• [INSTRUCTIONS TO FOLLOW] Below are the records; reproduce all of them exactly but without any images.

-- Start of DATA TO USE --

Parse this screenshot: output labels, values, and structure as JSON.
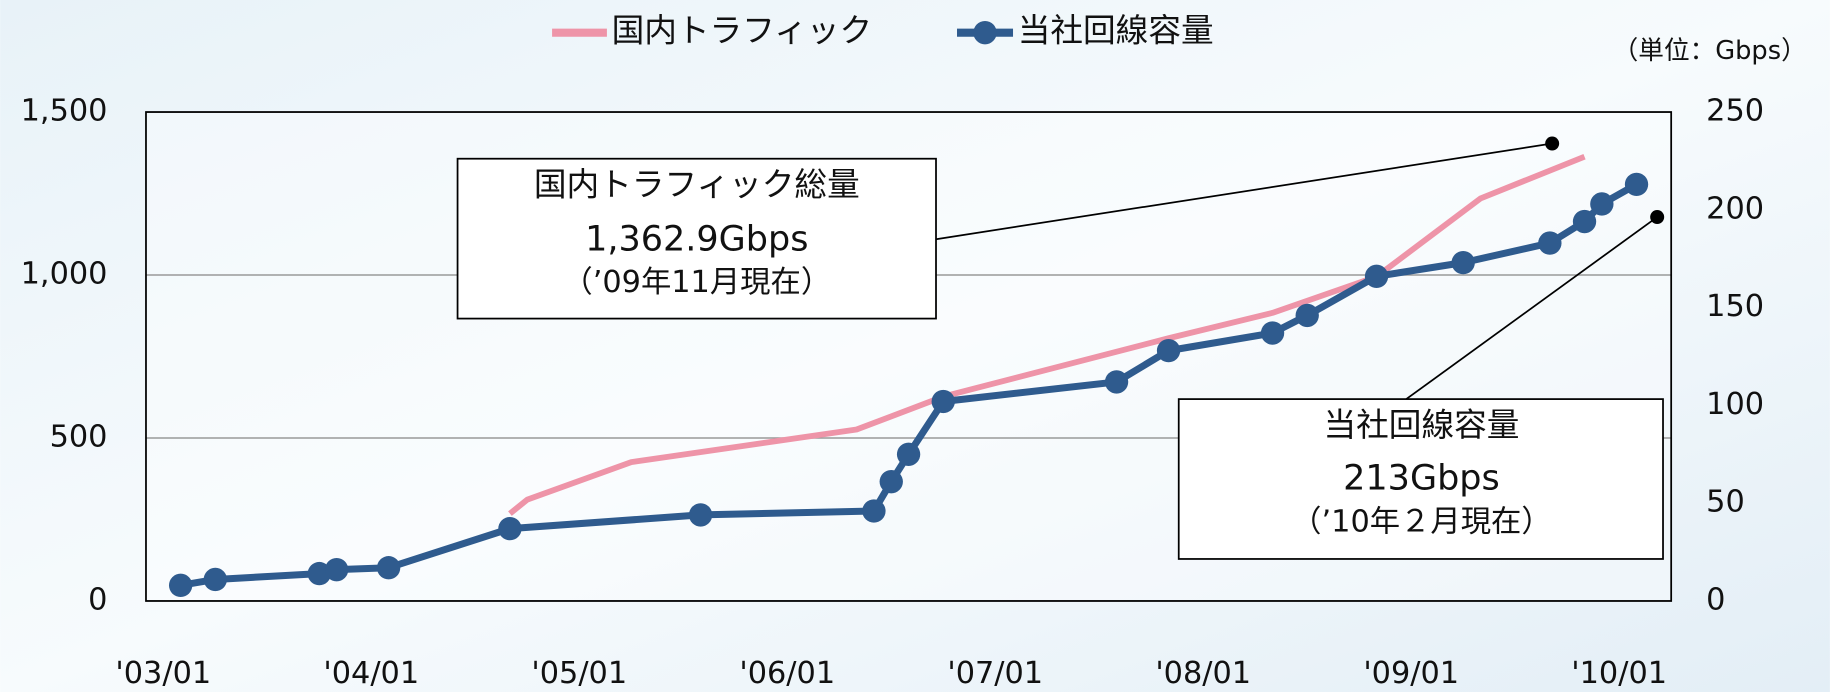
{
  "chart_data": {
    "type": "line",
    "unit_label": "（単位：Gbps）",
    "xlim": [
      "2002-12",
      "2010-04"
    ],
    "xticks": [
      {
        "value": "2003-01",
        "label": "'03/01"
      },
      {
        "value": "2004-01",
        "label": "'04/01"
      },
      {
        "value": "2005-01",
        "label": "'05/01"
      },
      {
        "value": "2006-01",
        "label": "'06/01"
      },
      {
        "value": "2007-01",
        "label": "'07/01"
      },
      {
        "value": "2008-01",
        "label": "'08/01"
      },
      {
        "value": "2009-01",
        "label": "'09/01"
      },
      {
        "value": "2010-01",
        "label": "'10/01"
      }
    ],
    "ylim": [
      0,
      1500
    ],
    "yticks": [
      0,
      500,
      {
        "value": 1000,
        "label": "1,000"
      },
      {
        "value": 1500,
        "label": "1,500"
      }
    ],
    "y2lim": [
      0,
      250
    ],
    "y2ticks": [
      0,
      50,
      100,
      150,
      200,
      250
    ],
    "grid": true,
    "series": [
      {
        "name": "国内トラフィック",
        "color": "#ee94a8",
        "axis": "y",
        "x": [
          "2004-09",
          "2004-10",
          "2005-04",
          "2006-05",
          "2006-10",
          "2007-11",
          "2008-05",
          "2008-11",
          "2009-05",
          "2009-11"
        ],
        "values": [
          268,
          311,
          426,
          526,
          627,
          806,
          884,
          995,
          1235,
          1363
        ]
      },
      {
        "name": "当社回線容量",
        "color": "#2f5b8e",
        "axis": "y2",
        "x": [
          "2003-02",
          "2003-04",
          "2003-10",
          "2003-11",
          "2004-02",
          "2004-09",
          "2005-08",
          "2006-06",
          "2006-07",
          "2006-08",
          "2006-10",
          "2007-08",
          "2007-11",
          "2008-05",
          "2008-07",
          "2008-11",
          "2009-04",
          "2009-09",
          "2009-11",
          "2009-12",
          "2010-02"
        ],
        "values": [
          8,
          11,
          14,
          16,
          17,
          37,
          44,
          46,
          61,
          75,
          102,
          112,
          128,
          137,
          146,
          166,
          173,
          183,
          194,
          203,
          213
        ]
      }
    ],
    "annotations": [
      {
        "lines": [
          "国内トラフィック総量",
          "1,362.9Gbps",
          "（’09年11月現在）"
        ]
      },
      {
        "lines": [
          "当社回線容量",
          "213Gbps",
          "（’10年２月現在）"
        ]
      }
    ]
  }
}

-- End of DATA TO USE --

• [TASK SOLUTION]
Parse this screenshot: output labels, values, and structure as JSON.
{
  "chart_data": {
    "type": "line",
    "unit_label": "（単位：Gbps）",
    "xlim": [
      "2002-12",
      "2010-04"
    ],
    "xticks": [
      {
        "value": "2003-01",
        "label": "'03/01"
      },
      {
        "value": "2004-01",
        "label": "'04/01"
      },
      {
        "value": "2005-01",
        "label": "'05/01"
      },
      {
        "value": "2006-01",
        "label": "'06/01"
      },
      {
        "value": "2007-01",
        "label": "'07/01"
      },
      {
        "value": "2008-01",
        "label": "'08/01"
      },
      {
        "value": "2009-01",
        "label": "'09/01"
      },
      {
        "value": "2010-01",
        "label": "'10/01"
      }
    ],
    "ylim": [
      0,
      1500
    ],
    "yticks": [
      0,
      500,
      {
        "value": 1000,
        "label": "1,000"
      },
      {
        "value": 1500,
        "label": "1,500"
      }
    ],
    "y2lim": [
      0,
      250
    ],
    "y2ticks": [
      0,
      50,
      100,
      150,
      200,
      250
    ],
    "grid": true,
    "series": [
      {
        "name": "国内トラフィック",
        "color": "#ee94a8",
        "axis": "y",
        "x": [
          "2004-09",
          "2004-10",
          "2005-04",
          "2006-05",
          "2006-10",
          "2007-11",
          "2008-05",
          "2008-11",
          "2009-05",
          "2009-11"
        ],
        "values": [
          268,
          311,
          426,
          526,
          627,
          806,
          884,
          995,
          1235,
          1363
        ]
      },
      {
        "name": "当社回線容量",
        "color": "#2f5b8e",
        "axis": "y2",
        "x": [
          "2003-02",
          "2003-04",
          "2003-10",
          "2003-11",
          "2004-02",
          "2004-09",
          "2005-08",
          "2006-06",
          "2006-07",
          "2006-08",
          "2006-10",
          "2007-08",
          "2007-11",
          "2008-05",
          "2008-07",
          "2008-11",
          "2009-04",
          "2009-09",
          "2009-11",
          "2009-12",
          "2010-02"
        ],
        "values": [
          8,
          11,
          14,
          16,
          17,
          37,
          44,
          46,
          61,
          75,
          102,
          112,
          128,
          137,
          146,
          166,
          173,
          183,
          194,
          203,
          213
        ]
      }
    ],
    "annotations": [
      {
        "lines": [
          "国内トラフィック総量",
          "1,362.9Gbps",
          "（’09年11月現在）"
        ]
      },
      {
        "lines": [
          "当社回線容量",
          "213Gbps",
          "（’10年２月現在）"
        ]
      }
    ]
  }
}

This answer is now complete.